Rows from a figure dataset
┄┄┄┄┄┄┄┄┄┄
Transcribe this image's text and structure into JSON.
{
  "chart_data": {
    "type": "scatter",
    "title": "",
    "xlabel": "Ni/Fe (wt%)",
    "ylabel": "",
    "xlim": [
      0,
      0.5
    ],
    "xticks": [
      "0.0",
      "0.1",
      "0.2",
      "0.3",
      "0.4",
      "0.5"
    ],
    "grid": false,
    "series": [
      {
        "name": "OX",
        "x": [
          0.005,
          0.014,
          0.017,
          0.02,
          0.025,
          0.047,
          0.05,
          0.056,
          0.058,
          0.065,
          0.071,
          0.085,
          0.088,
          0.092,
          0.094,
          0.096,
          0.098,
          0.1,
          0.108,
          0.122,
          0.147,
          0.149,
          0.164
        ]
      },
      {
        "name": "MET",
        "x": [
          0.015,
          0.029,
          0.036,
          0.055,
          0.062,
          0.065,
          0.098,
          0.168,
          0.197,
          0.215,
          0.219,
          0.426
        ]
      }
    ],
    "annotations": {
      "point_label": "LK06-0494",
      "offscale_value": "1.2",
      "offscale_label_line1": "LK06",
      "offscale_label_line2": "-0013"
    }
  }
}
┄┄┄┄┄┄┄┄┄┄
Quote each line of the data above exactly as written.

Transcribe this image's text and structure into JSON.
{
  "chart_data": {
    "type": "scatter",
    "title": "",
    "xlabel": "Ni/Fe (wt%)",
    "ylabel": "",
    "xlim": [
      0,
      0.5
    ],
    "xticks": [
      "0.0",
      "0.1",
      "0.2",
      "0.3",
      "0.4",
      "0.5"
    ],
    "grid": false,
    "series": [
      {
        "name": "OX",
        "x": [
          0.005,
          0.014,
          0.017,
          0.02,
          0.025,
          0.047,
          0.05,
          0.056,
          0.058,
          0.065,
          0.071,
          0.085,
          0.088,
          0.092,
          0.094,
          0.096,
          0.098,
          0.1,
          0.108,
          0.122,
          0.147,
          0.149,
          0.164
        ]
      },
      {
        "name": "MET",
        "x": [
          0.015,
          0.029,
          0.036,
          0.055,
          0.062,
          0.065,
          0.098,
          0.168,
          0.197,
          0.215,
          0.219,
          0.426
        ]
      }
    ],
    "annotations": {
      "point_label": "LK06-0494",
      "offscale_value": "1.2",
      "offscale_label_line1": "LK06",
      "offscale_label_line2": "-0013"
    }
  }
}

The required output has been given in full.